**PROBLEM TO SOLVE:**
Wherever a line holds the string "glyph", copy that line.

[Items from a data source]
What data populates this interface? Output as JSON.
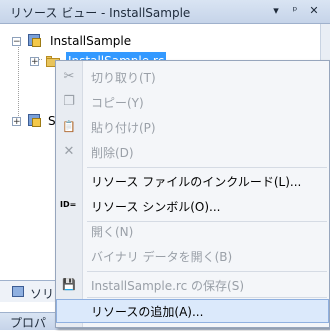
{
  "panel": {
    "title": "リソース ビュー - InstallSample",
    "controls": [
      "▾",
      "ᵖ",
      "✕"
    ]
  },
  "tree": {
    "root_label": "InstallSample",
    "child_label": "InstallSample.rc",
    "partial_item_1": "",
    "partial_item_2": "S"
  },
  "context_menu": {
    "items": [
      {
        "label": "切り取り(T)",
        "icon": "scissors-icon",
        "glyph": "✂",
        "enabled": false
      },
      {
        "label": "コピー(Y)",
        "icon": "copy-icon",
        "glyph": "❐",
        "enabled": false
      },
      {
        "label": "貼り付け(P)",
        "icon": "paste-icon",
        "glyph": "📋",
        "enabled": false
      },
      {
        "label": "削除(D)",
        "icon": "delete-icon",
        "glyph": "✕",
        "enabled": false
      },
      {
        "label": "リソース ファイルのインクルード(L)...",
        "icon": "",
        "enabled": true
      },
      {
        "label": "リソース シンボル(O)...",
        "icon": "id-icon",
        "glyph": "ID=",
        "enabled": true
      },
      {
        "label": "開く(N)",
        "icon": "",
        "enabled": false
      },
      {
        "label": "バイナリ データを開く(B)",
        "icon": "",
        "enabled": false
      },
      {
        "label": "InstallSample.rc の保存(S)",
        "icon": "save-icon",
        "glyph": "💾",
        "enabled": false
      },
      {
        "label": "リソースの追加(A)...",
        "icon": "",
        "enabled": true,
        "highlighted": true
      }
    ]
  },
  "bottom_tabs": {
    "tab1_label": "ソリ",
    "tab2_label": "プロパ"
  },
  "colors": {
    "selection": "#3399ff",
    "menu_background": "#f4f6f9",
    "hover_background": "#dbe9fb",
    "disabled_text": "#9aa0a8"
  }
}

**EXERCISE RESPONSE:**
        "glyph": "✂",
        "glyph": "❐",
        "glyph": "📋",
        "glyph": "✕",
        "glyph": "ID=",
        "glyph": "💾",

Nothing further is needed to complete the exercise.